■ **Task objective**: Pictures stay out of the copy; restate everything else in the material exactly.

■ **Records supplied**:

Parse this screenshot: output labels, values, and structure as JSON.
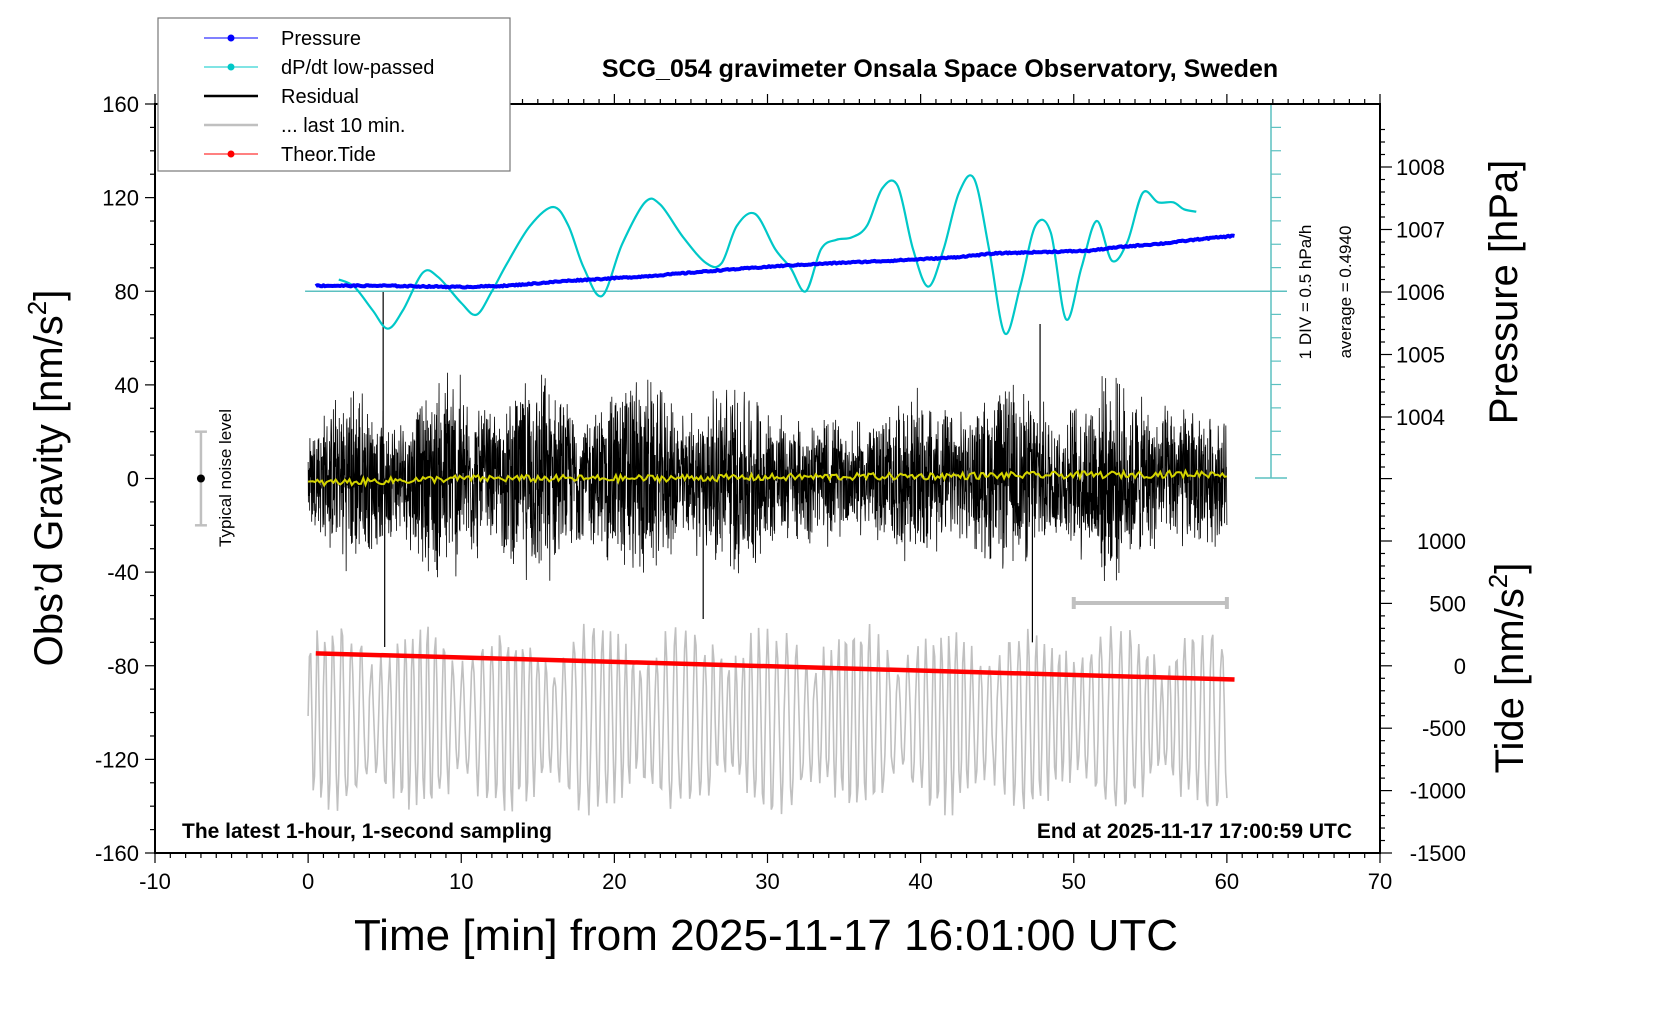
{
  "chart_data": {
    "type": "line",
    "title": "SCG_054 gravimeter Onsala Space Observatory, Sweden",
    "xlabel": "Time [min] from 2025-11-17 16:01:00 UTC",
    "ylabel_left": "Obs’d Gravity [nm/s",
    "ylabel_right_top": "Pressure [hPa]",
    "ylabel_right_bottom": "Tide [nm/s",
    "superscript": "2",
    "xlim": [
      -10,
      70
    ],
    "ylim_left": [
      -160,
      160
    ],
    "ylim_pressure": [
      1002,
      1008.85
    ],
    "ylim_tide": [
      -1500,
      1000
    ],
    "x_ticks": [
      "-10",
      "0",
      "10",
      "20",
      "30",
      "40",
      "50",
      "60",
      "70"
    ],
    "y_ticks_left": [
      "160",
      "120",
      "80",
      "40",
      "0",
      "-40",
      "-80",
      "-120",
      "-160"
    ],
    "y_ticks_pressure": [
      "1008",
      "1007",
      "1006",
      "1005",
      "1004"
    ],
    "y_ticks_tide": [
      "1000",
      "500",
      "0",
      "-500",
      "-1000",
      "-1500"
    ],
    "legend": {
      "placement": "top-left",
      "entries": [
        {
          "label": "Pressure",
          "color": "#0000ff",
          "style": "line-dot"
        },
        {
          "label": "dP/dt low-passed",
          "color": "#00c8c8",
          "style": "line-dot"
        },
        {
          "label": "Residual",
          "color": "#000000",
          "style": "line"
        },
        {
          "label": "... last 10 min.",
          "color": "#c0c0c0",
          "style": "line"
        },
        {
          "label": "Theor.Tide",
          "color": "#ff0000",
          "style": "line-dot"
        }
      ]
    },
    "annotations": {
      "noise": "Typical noise level",
      "noise_level": {
        "center": 0,
        "low": -20,
        "high": 20,
        "x": -7
      },
      "div": "1 DIV = 0.5 hPa/h",
      "average": "average = 0.4940",
      "bottom_left": "The latest 1-hour, 1-second sampling",
      "bottom_right": "End at 2025-11-17 17:00:59 UTC",
      "last10_bar": {
        "x_start": 50,
        "x_end": 60
      }
    },
    "series": [
      {
        "name": "Pressure",
        "axis": "pressure",
        "color": "#0000ff",
        "x": [
          0.5,
          5,
          10,
          13,
          17,
          22,
          27,
          31,
          35,
          38,
          42,
          45,
          48,
          51,
          53,
          56,
          58,
          60.5
        ],
        "y": [
          1006.1,
          1006.1,
          1006.08,
          1006.1,
          1006.18,
          1006.25,
          1006.35,
          1006.42,
          1006.47,
          1006.5,
          1006.55,
          1006.62,
          1006.64,
          1006.66,
          1006.72,
          1006.78,
          1006.84,
          1006.9
        ]
      },
      {
        "name": "dP/dt low-passed",
        "axis": "left",
        "color": "#00c8c8",
        "x": [
          2,
          3,
          4.2,
          5.2,
          6.2,
          7.5,
          8.5,
          10,
          11,
          12,
          13,
          14.5,
          16,
          17,
          18,
          19.2,
          20.5,
          22,
          23,
          24.5,
          26,
          27,
          28,
          29.2,
          30.5,
          31.5,
          32.5,
          33.5,
          34.5,
          35.5,
          36.5,
          37.5,
          38.5,
          39.5,
          40.5,
          41.5,
          42.5,
          43.5,
          44.5,
          45.5,
          46.5,
          47.5,
          48.5,
          49.5,
          50.5,
          51.5,
          52.5,
          53.5,
          54.5,
          55.5,
          56.5,
          57.2,
          58
        ],
        "y": [
          85,
          82,
          72,
          64,
          72,
          88,
          86,
          75,
          70,
          80,
          92,
          108,
          116,
          108,
          90,
          78,
          100,
          118,
          117,
          103,
          92,
          92,
          108,
          113,
          98,
          90,
          80,
          98,
          102,
          103,
          108,
          124,
          125,
          98,
          82,
          98,
          122,
          128,
          97,
          62,
          82,
          108,
          105,
          68,
          90,
          110,
          93,
          101,
          122,
          118,
          118,
          115,
          114
        ]
      },
      {
        "name": "Residual",
        "axis": "left",
        "color": "#000000",
        "x_range": [
          0,
          60
        ],
        "envelope_amplitude": [
          25,
          35,
          45,
          30,
          28,
          40,
          55,
          38,
          30,
          45,
          50,
          35,
          30,
          45,
          50,
          40,
          30,
          38,
          48,
          40,
          30,
          28,
          30,
          25,
          28,
          35,
          40,
          32,
          30,
          40,
          45,
          35,
          30,
          40,
          50,
          40,
          32,
          35,
          30,
          30
        ],
        "spikes": [
          {
            "x": 4.9,
            "y": 80
          },
          {
            "x": 5.0,
            "y": -72
          },
          {
            "x": 25.8,
            "y": -60
          },
          {
            "x": 47.3,
            "y": -70
          },
          {
            "x": 47.8,
            "y": 66
          }
        ]
      },
      {
        "name": "Residual smoothed",
        "axis": "left",
        "color": "#d4d400",
        "x": [
          0,
          10,
          20,
          30,
          40,
          50,
          60
        ],
        "y": [
          -2,
          0,
          0,
          0.5,
          1,
          1.5,
          2
        ]
      },
      {
        "name": "... last 10 min.",
        "axis": "left",
        "color": "#c0c0c0",
        "x_range": [
          0,
          60
        ],
        "center": -103,
        "amplitude": 38
      },
      {
        "name": "Theor.Tide",
        "axis": "tide",
        "color": "#ff0000",
        "x": [
          0.5,
          60.5
        ],
        "y": [
          100,
          -110
        ]
      }
    ],
    "grid": false
  }
}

■ **Answer to the problem**:
Parse this screenshot: output labels, values, and structure as JSON.
{
  "chart_data": {
    "type": "line",
    "title": "SCG_054 gravimeter Onsala Space Observatory, Sweden",
    "xlabel": "Time [min] from 2025-11-17 16:01:00 UTC",
    "ylabel_left": "Obs’d Gravity [nm/s",
    "ylabel_right_top": "Pressure [hPa]",
    "ylabel_right_bottom": "Tide [nm/s",
    "superscript": "2",
    "xlim": [
      -10,
      70
    ],
    "ylim_left": [
      -160,
      160
    ],
    "ylim_pressure": [
      1002,
      1008.85
    ],
    "ylim_tide": [
      -1500,
      1000
    ],
    "x_ticks": [
      "-10",
      "0",
      "10",
      "20",
      "30",
      "40",
      "50",
      "60",
      "70"
    ],
    "y_ticks_left": [
      "160",
      "120",
      "80",
      "40",
      "0",
      "-40",
      "-80",
      "-120",
      "-160"
    ],
    "y_ticks_pressure": [
      "1008",
      "1007",
      "1006",
      "1005",
      "1004"
    ],
    "y_ticks_tide": [
      "1000",
      "500",
      "0",
      "-500",
      "-1000",
      "-1500"
    ],
    "legend": {
      "placement": "top-left",
      "entries": [
        {
          "label": "Pressure",
          "color": "#0000ff",
          "style": "line-dot"
        },
        {
          "label": "dP/dt low-passed",
          "color": "#00c8c8",
          "style": "line-dot"
        },
        {
          "label": "Residual",
          "color": "#000000",
          "style": "line"
        },
        {
          "label": "... last 10 min.",
          "color": "#c0c0c0",
          "style": "line"
        },
        {
          "label": "Theor.Tide",
          "color": "#ff0000",
          "style": "line-dot"
        }
      ]
    },
    "annotations": {
      "noise": "Typical noise level",
      "noise_level": {
        "center": 0,
        "low": -20,
        "high": 20,
        "x": -7
      },
      "div": "1 DIV = 0.5 hPa/h",
      "average": "average = 0.4940",
      "bottom_left": "The latest 1-hour, 1-second sampling",
      "bottom_right": "End at 2025-11-17 17:00:59 UTC",
      "last10_bar": {
        "x_start": 50,
        "x_end": 60
      }
    },
    "series": [
      {
        "name": "Pressure",
        "axis": "pressure",
        "color": "#0000ff",
        "x": [
          0.5,
          5,
          10,
          13,
          17,
          22,
          27,
          31,
          35,
          38,
          42,
          45,
          48,
          51,
          53,
          56,
          58,
          60.5
        ],
        "y": [
          1006.1,
          1006.1,
          1006.08,
          1006.1,
          1006.18,
          1006.25,
          1006.35,
          1006.42,
          1006.47,
          1006.5,
          1006.55,
          1006.62,
          1006.64,
          1006.66,
          1006.72,
          1006.78,
          1006.84,
          1006.9
        ]
      },
      {
        "name": "dP/dt low-passed",
        "axis": "left",
        "color": "#00c8c8",
        "x": [
          2,
          3,
          4.2,
          5.2,
          6.2,
          7.5,
          8.5,
          10,
          11,
          12,
          13,
          14.5,
          16,
          17,
          18,
          19.2,
          20.5,
          22,
          23,
          24.5,
          26,
          27,
          28,
          29.2,
          30.5,
          31.5,
          32.5,
          33.5,
          34.5,
          35.5,
          36.5,
          37.5,
          38.5,
          39.5,
          40.5,
          41.5,
          42.5,
          43.5,
          44.5,
          45.5,
          46.5,
          47.5,
          48.5,
          49.5,
          50.5,
          51.5,
          52.5,
          53.5,
          54.5,
          55.5,
          56.5,
          57.2,
          58
        ],
        "y": [
          85,
          82,
          72,
          64,
          72,
          88,
          86,
          75,
          70,
          80,
          92,
          108,
          116,
          108,
          90,
          78,
          100,
          118,
          117,
          103,
          92,
          92,
          108,
          113,
          98,
          90,
          80,
          98,
          102,
          103,
          108,
          124,
          125,
          98,
          82,
          98,
          122,
          128,
          97,
          62,
          82,
          108,
          105,
          68,
          90,
          110,
          93,
          101,
          122,
          118,
          118,
          115,
          114
        ]
      },
      {
        "name": "Residual",
        "axis": "left",
        "color": "#000000",
        "x_range": [
          0,
          60
        ],
        "envelope_amplitude": [
          25,
          35,
          45,
          30,
          28,
          40,
          55,
          38,
          30,
          45,
          50,
          35,
          30,
          45,
          50,
          40,
          30,
          38,
          48,
          40,
          30,
          28,
          30,
          25,
          28,
          35,
          40,
          32,
          30,
          40,
          45,
          35,
          30,
          40,
          50,
          40,
          32,
          35,
          30,
          30
        ],
        "spikes": [
          {
            "x": 4.9,
            "y": 80
          },
          {
            "x": 5.0,
            "y": -72
          },
          {
            "x": 25.8,
            "y": -60
          },
          {
            "x": 47.3,
            "y": -70
          },
          {
            "x": 47.8,
            "y": 66
          }
        ]
      },
      {
        "name": "Residual smoothed",
        "axis": "left",
        "color": "#d4d400",
        "x": [
          0,
          10,
          20,
          30,
          40,
          50,
          60
        ],
        "y": [
          -2,
          0,
          0,
          0.5,
          1,
          1.5,
          2
        ]
      },
      {
        "name": "... last 10 min.",
        "axis": "left",
        "color": "#c0c0c0",
        "x_range": [
          0,
          60
        ],
        "center": -103,
        "amplitude": 38
      },
      {
        "name": "Theor.Tide",
        "axis": "tide",
        "color": "#ff0000",
        "x": [
          0.5,
          60.5
        ],
        "y": [
          100,
          -110
        ]
      }
    ],
    "grid": false
  }
}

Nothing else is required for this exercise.